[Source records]
# # # #

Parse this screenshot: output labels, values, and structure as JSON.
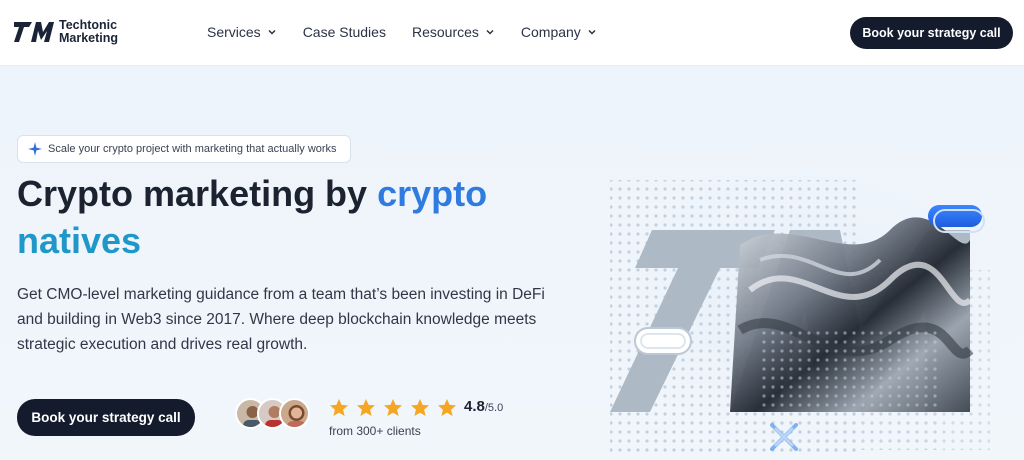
{
  "brand": {
    "mark": "TM",
    "name_line1": "Techtonic",
    "name_line2": "Marketing"
  },
  "nav": {
    "items": [
      {
        "label": "Services",
        "has_dropdown": true
      },
      {
        "label": "Case Studies",
        "has_dropdown": false
      },
      {
        "label": "Resources",
        "has_dropdown": true
      },
      {
        "label": "Company",
        "has_dropdown": true
      }
    ],
    "cta_label": "Book your strategy call"
  },
  "hero": {
    "pill_text": "Scale your crypto project with marketing that actually works",
    "headline_part1": "Crypto marketing by ",
    "headline_accent1": "crypto",
    "headline_accent2": "natives",
    "description": "Get CMO-level marketing guidance from a team that’s been investing in DeFi and building in Web3 since 2017. Where deep blockchain knowledge meets strategic execution and drives real growth.",
    "cta_label": "Book your strategy call",
    "rating_value": "4.8",
    "rating_max": "/5.0",
    "rating_stars": 5,
    "clients_text": "from 300+ clients"
  },
  "colors": {
    "dark": "#141b2d",
    "accent_blue": "#2f7be0",
    "accent_teal": "#1f98c9",
    "star": "#f5a623"
  },
  "icons": {
    "logo": "tm-logo-icon",
    "dropdown": "chevron-down-icon",
    "pill": "sparkle-icon",
    "star": "star-icon"
  }
}
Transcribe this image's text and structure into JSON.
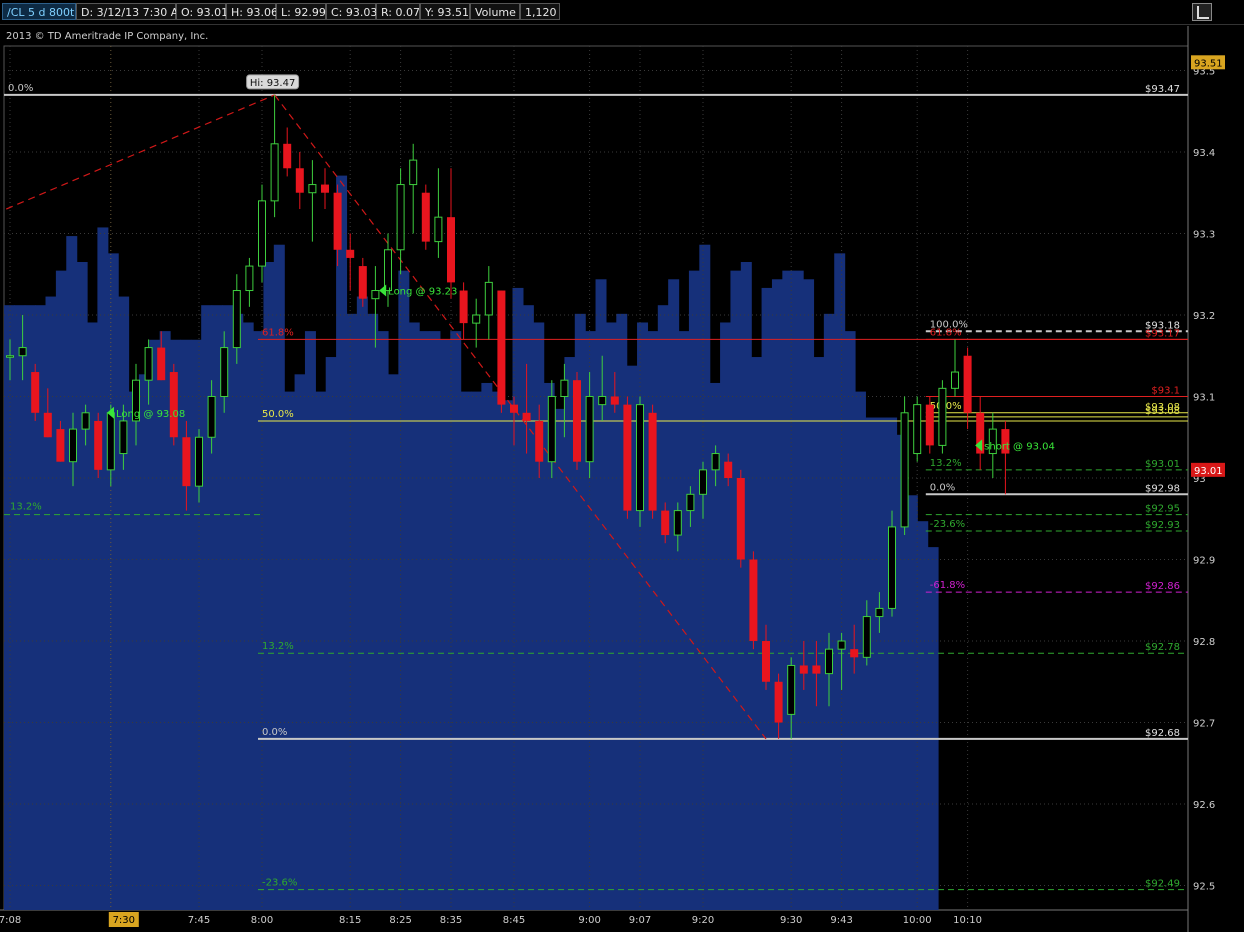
{
  "header": {
    "symbol": "/CL 5 d 800t",
    "date": "D: 3/12/13 7:30 AM",
    "open": "O: 93.01",
    "high": "H: 93.06",
    "low": "L: 92.99",
    "close": "C: 93.03",
    "range": "R: 0.07",
    "y_value": "Y: 93.51",
    "volume_label": "Volume",
    "volume_value": "1,120"
  },
  "copyright": "2013 © TD Ameritrade IP Company, Inc.",
  "colors": {
    "up": "#3ecf3e",
    "down": "#e8151e",
    "volume": "#16307a",
    "fib_white": "#c8c8c8",
    "fib_red": "#e02020",
    "fib_yellow": "#e8e84a",
    "fib_green": "#2fa82f",
    "fib_magenta": "#d020d0",
    "tag_gold": "#d9a520",
    "tag_red": "#d81818"
  },
  "chart_data": {
    "type": "candlestick",
    "ylim": [
      92.47,
      93.53
    ],
    "y_ticks": [
      "93.5",
      "93.4",
      "93.3",
      "93.2",
      "93.1",
      "93",
      "92.9",
      "92.8",
      "92.7",
      "92.6",
      "92.5"
    ],
    "x_ticks": [
      "7:08",
      "7:30",
      "7:45",
      "8:00",
      "8:15",
      "8:25",
      "8:35",
      "8:45",
      "9:00",
      "9:07",
      "9:20",
      "9:30",
      "9:43",
      "10:00",
      "10:10"
    ],
    "x_ticks_idx": [
      0,
      8,
      15,
      20,
      27,
      31,
      35,
      40,
      46,
      50,
      55,
      62,
      66,
      72,
      76
    ],
    "highlight_tick_idx": 1,
    "candles": [
      {
        "o": 93.15,
        "h": 93.17,
        "l": 93.12,
        "c": 93.15
      },
      {
        "o": 93.15,
        "h": 93.2,
        "l": 93.12,
        "c": 93.16
      },
      {
        "o": 93.13,
        "h": 93.14,
        "l": 93.07,
        "c": 93.08
      },
      {
        "o": 93.08,
        "h": 93.11,
        "l": 93.05,
        "c": 93.05
      },
      {
        "o": 93.06,
        "h": 93.07,
        "l": 93.02,
        "c": 93.02
      },
      {
        "o": 93.02,
        "h": 93.08,
        "l": 92.99,
        "c": 93.06
      },
      {
        "o": 93.06,
        "h": 93.09,
        "l": 93.04,
        "c": 93.08
      },
      {
        "o": 93.07,
        "h": 93.08,
        "l": 93.0,
        "c": 93.01
      },
      {
        "o": 93.01,
        "h": 93.09,
        "l": 92.99,
        "c": 93.08
      },
      {
        "o": 93.03,
        "h": 93.09,
        "l": 93.01,
        "c": 93.07
      },
      {
        "o": 93.07,
        "h": 93.14,
        "l": 93.04,
        "c": 93.12
      },
      {
        "o": 93.12,
        "h": 93.17,
        "l": 93.09,
        "c": 93.16
      },
      {
        "o": 93.16,
        "h": 93.18,
        "l": 93.12,
        "c": 93.12
      },
      {
        "o": 93.13,
        "h": 93.14,
        "l": 93.04,
        "c": 93.05
      },
      {
        "o": 93.05,
        "h": 93.07,
        "l": 92.96,
        "c": 92.99
      },
      {
        "o": 92.99,
        "h": 93.06,
        "l": 92.97,
        "c": 93.05
      },
      {
        "o": 93.05,
        "h": 93.12,
        "l": 93.03,
        "c": 93.1
      },
      {
        "o": 93.1,
        "h": 93.18,
        "l": 93.08,
        "c": 93.16
      },
      {
        "o": 93.16,
        "h": 93.25,
        "l": 93.14,
        "c": 93.23
      },
      {
        "o": 93.23,
        "h": 93.27,
        "l": 93.21,
        "c": 93.26
      },
      {
        "o": 93.26,
        "h": 93.36,
        "l": 93.24,
        "c": 93.34
      },
      {
        "o": 93.34,
        "h": 93.47,
        "l": 93.32,
        "c": 93.41
      },
      {
        "o": 93.41,
        "h": 93.43,
        "l": 93.37,
        "c": 93.38
      },
      {
        "o": 93.38,
        "h": 93.4,
        "l": 93.33,
        "c": 93.35
      },
      {
        "o": 93.35,
        "h": 93.39,
        "l": 93.29,
        "c": 93.36
      },
      {
        "o": 93.36,
        "h": 93.38,
        "l": 93.33,
        "c": 93.35
      },
      {
        "o": 93.35,
        "h": 93.36,
        "l": 93.26,
        "c": 93.28
      },
      {
        "o": 93.28,
        "h": 93.3,
        "l": 93.23,
        "c": 93.27
      },
      {
        "o": 93.26,
        "h": 93.27,
        "l": 93.21,
        "c": 93.22
      },
      {
        "o": 93.22,
        "h": 93.26,
        "l": 93.16,
        "c": 93.23
      },
      {
        "o": 93.23,
        "h": 93.3,
        "l": 93.21,
        "c": 93.28
      },
      {
        "o": 93.28,
        "h": 93.38,
        "l": 93.25,
        "c": 93.36
      },
      {
        "o": 93.36,
        "h": 93.41,
        "l": 93.3,
        "c": 93.39
      },
      {
        "o": 93.35,
        "h": 93.36,
        "l": 93.28,
        "c": 93.29
      },
      {
        "o": 93.29,
        "h": 93.38,
        "l": 93.27,
        "c": 93.32
      },
      {
        "o": 93.32,
        "h": 93.38,
        "l": 93.22,
        "c": 93.24
      },
      {
        "o": 93.23,
        "h": 93.24,
        "l": 93.17,
        "c": 93.19
      },
      {
        "o": 93.19,
        "h": 93.22,
        "l": 93.16,
        "c": 93.2
      },
      {
        "o": 93.2,
        "h": 93.26,
        "l": 93.17,
        "c": 93.24
      },
      {
        "o": 93.23,
        "h": 93.23,
        "l": 93.08,
        "c": 93.09
      },
      {
        "o": 93.09,
        "h": 93.1,
        "l": 93.04,
        "c": 93.08
      },
      {
        "o": 93.08,
        "h": 93.14,
        "l": 93.03,
        "c": 93.07
      },
      {
        "o": 93.07,
        "h": 93.09,
        "l": 93.0,
        "c": 93.02
      },
      {
        "o": 93.02,
        "h": 93.12,
        "l": 93.0,
        "c": 93.1
      },
      {
        "o": 93.1,
        "h": 93.14,
        "l": 93.05,
        "c": 93.12
      },
      {
        "o": 93.12,
        "h": 93.13,
        "l": 93.01,
        "c": 93.02
      },
      {
        "o": 93.02,
        "h": 93.13,
        "l": 93.0,
        "c": 93.1
      },
      {
        "o": 93.09,
        "h": 93.15,
        "l": 93.07,
        "c": 93.1
      },
      {
        "o": 93.1,
        "h": 93.13,
        "l": 93.08,
        "c": 93.09
      },
      {
        "o": 93.09,
        "h": 93.1,
        "l": 92.95,
        "c": 92.96
      },
      {
        "o": 92.96,
        "h": 93.1,
        "l": 92.94,
        "c": 93.09
      },
      {
        "o": 93.08,
        "h": 93.09,
        "l": 92.95,
        "c": 92.96
      },
      {
        "o": 92.96,
        "h": 92.97,
        "l": 92.92,
        "c": 92.93
      },
      {
        "o": 92.93,
        "h": 92.97,
        "l": 92.91,
        "c": 92.96
      },
      {
        "o": 92.96,
        "h": 92.99,
        "l": 92.94,
        "c": 92.98
      },
      {
        "o": 92.98,
        "h": 93.02,
        "l": 92.95,
        "c": 93.01
      },
      {
        "o": 93.01,
        "h": 93.04,
        "l": 92.99,
        "c": 93.03
      },
      {
        "o": 93.02,
        "h": 93.03,
        "l": 92.99,
        "c": 93.0
      },
      {
        "o": 93.0,
        "h": 93.01,
        "l": 92.89,
        "c": 92.9
      },
      {
        "o": 92.9,
        "h": 92.91,
        "l": 92.79,
        "c": 92.8
      },
      {
        "o": 92.8,
        "h": 92.82,
        "l": 92.74,
        "c": 92.75
      },
      {
        "o": 92.75,
        "h": 92.76,
        "l": 92.68,
        "c": 92.7
      },
      {
        "o": 92.71,
        "h": 92.78,
        "l": 92.68,
        "c": 92.77
      },
      {
        "o": 92.77,
        "h": 92.8,
        "l": 92.74,
        "c": 92.76
      },
      {
        "o": 92.77,
        "h": 92.8,
        "l": 92.72,
        "c": 92.76
      },
      {
        "o": 92.76,
        "h": 92.81,
        "l": 92.72,
        "c": 92.79
      },
      {
        "o": 92.79,
        "h": 92.81,
        "l": 92.74,
        "c": 92.8
      },
      {
        "o": 92.79,
        "h": 92.82,
        "l": 92.76,
        "c": 92.78
      },
      {
        "o": 92.78,
        "h": 92.85,
        "l": 92.77,
        "c": 92.83
      },
      {
        "o": 92.83,
        "h": 92.86,
        "l": 92.81,
        "c": 92.84
      },
      {
        "o": 92.84,
        "h": 92.96,
        "l": 92.83,
        "c": 92.94
      },
      {
        "o": 92.94,
        "h": 93.1,
        "l": 92.93,
        "c": 93.08
      },
      {
        "o": 93.03,
        "h": 93.1,
        "l": 93.02,
        "c": 93.09
      },
      {
        "o": 93.09,
        "h": 93.1,
        "l": 93.03,
        "c": 93.04
      },
      {
        "o": 93.04,
        "h": 93.12,
        "l": 93.03,
        "c": 93.11
      },
      {
        "o": 93.11,
        "h": 93.17,
        "l": 93.1,
        "c": 93.13
      },
      {
        "o": 93.15,
        "h": 93.16,
        "l": 93.06,
        "c": 93.08
      },
      {
        "o": 93.08,
        "h": 93.1,
        "l": 93.01,
        "c": 93.03
      },
      {
        "o": 93.03,
        "h": 93.08,
        "l": 93.0,
        "c": 93.06
      },
      {
        "o": 93.06,
        "h": 93.07,
        "l": 92.98,
        "c": 93.03
      }
    ],
    "volume_level": [
      0.7,
      0.7,
      0.7,
      0.7,
      0.71,
      0.74,
      0.78,
      0.75,
      0.68,
      0.79,
      0.76,
      0.71,
      0.6,
      0.62,
      0.66,
      0.67,
      0.66,
      0.66,
      0.66,
      0.7,
      0.7,
      0.7,
      0.69,
      0.68,
      0.67,
      0.75,
      0.77,
      0.6,
      0.62,
      0.67,
      0.6,
      0.64,
      0.85,
      0.69,
      0.71,
      0.69,
      0.67,
      0.62,
      0.74,
      0.68,
      0.67,
      0.67,
      0.66,
      0.67,
      0.6,
      0.6,
      0.61,
      0.6,
      0.59,
      0.72,
      0.7,
      0.68,
      0.61,
      0.58,
      0.64,
      0.69,
      0.67,
      0.73,
      0.68,
      0.69,
      0.63,
      0.68,
      0.67,
      0.7,
      0.73,
      0.67,
      0.74,
      0.77,
      0.61,
      0.68,
      0.74,
      0.75,
      0.64,
      0.72,
      0.73,
      0.74,
      0.74,
      0.73,
      0.64,
      0.69,
      0.76,
      0.67,
      0.6,
      0.57,
      0.57,
      0.57,
      0.55,
      0.48,
      0.45,
      0.42
    ],
    "fib_sets": [
      {
        "x_start_idx": 20,
        "levels": [
          {
            "label": "0.0%",
            "price": 93.47,
            "price_label": "$93.47",
            "color": "fib_white",
            "style": "solid",
            "x_from": "left"
          },
          {
            "label": "61.8%",
            "price": 93.17,
            "price_label": "",
            "color": "fib_red",
            "style": "solid"
          },
          {
            "label": "50.0%",
            "price": 93.07,
            "price_label": "",
            "color": "fib_yellow",
            "style": "solid"
          },
          {
            "label": "13.2%",
            "price": 92.785,
            "price_label": "$92.78",
            "color": "fib_green",
            "style": "dashed"
          },
          {
            "label": "0.0%",
            "price": 92.68,
            "price_label": "$92.68",
            "color": "fib_white",
            "style": "solid"
          },
          {
            "label": "-23.6%",
            "price": 92.495,
            "price_label": "$92.49",
            "color": "fib_green",
            "style": "dashed"
          }
        ]
      },
      {
        "x_start_idx": 73,
        "levels": [
          {
            "label": "100.0%",
            "price": 93.18,
            "price_label": "$93.18",
            "color": "fib_white",
            "style": "dashed"
          },
          {
            "label": "61.8%",
            "price": 93.17,
            "price_label": "$93.17",
            "color": "fib_red",
            "style": "solid"
          },
          {
            "label": "",
            "price": 93.1,
            "price_label": "$93.1",
            "color": "fib_red",
            "style": "solid"
          },
          {
            "label": "50.0%",
            "price": 93.08,
            "price_label": "$93.08",
            "color": "fib_yellow",
            "style": "solid"
          },
          {
            "label": "",
            "price": 93.075,
            "price_label": "$93.08",
            "color": "fib_yellow",
            "style": "solid"
          },
          {
            "label": "13.2%",
            "price": 93.01,
            "price_label": "$93.01",
            "color": "fib_green",
            "style": "dashed"
          },
          {
            "label": "0.0%",
            "price": 92.98,
            "price_label": "$92.98",
            "color": "fib_white",
            "style": "solid"
          },
          {
            "label": "",
            "price": 92.955,
            "price_label": "$92.95",
            "color": "fib_green",
            "style": "dashed"
          },
          {
            "label": "-23.6%",
            "price": 92.935,
            "price_label": "$92.93",
            "color": "fib_green",
            "style": "dashed"
          },
          {
            "label": "-61.8%",
            "price": 92.86,
            "price_label": "$92.86",
            "color": "fib_magenta",
            "style": "dashed"
          }
        ]
      }
    ],
    "left_fib_label": {
      "label": "13.2%",
      "price": 92.955
    },
    "trend_lines": [
      {
        "from": {
          "idx": -0.3,
          "price": 93.33
        },
        "to": {
          "idx": 21,
          "price": 93.47
        }
      },
      {
        "from": {
          "idx": 21,
          "price": 93.47
        },
        "to": {
          "idx": 60,
          "price": 92.68
        }
      }
    ],
    "annotations": [
      {
        "text": "Hi: 93.47",
        "idx": 21,
        "price": 93.47,
        "kind": "hi"
      },
      {
        "text": "Long @ 93.08",
        "idx": 7.7,
        "price": 93.08,
        "kind": "arrow-left"
      },
      {
        "text": "Long @ 93.23",
        "idx": 29.3,
        "price": 93.23,
        "kind": "arrow-left"
      },
      {
        "text": "short @ 93.04",
        "idx": 76.6,
        "price": 93.04,
        "kind": "arrow-left"
      }
    ],
    "price_tags": [
      {
        "text": "93.51",
        "price": 93.51,
        "color": "tag_gold"
      },
      {
        "text": "93.01",
        "price": 93.01,
        "color": "tag_red"
      }
    ]
  }
}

# # # #

Pull out each line of the records holding the string "structure".

Task response:
Parse this screenshot: output labels, values, and structure as JSON.
Transcribe this image's text and structure into JSON.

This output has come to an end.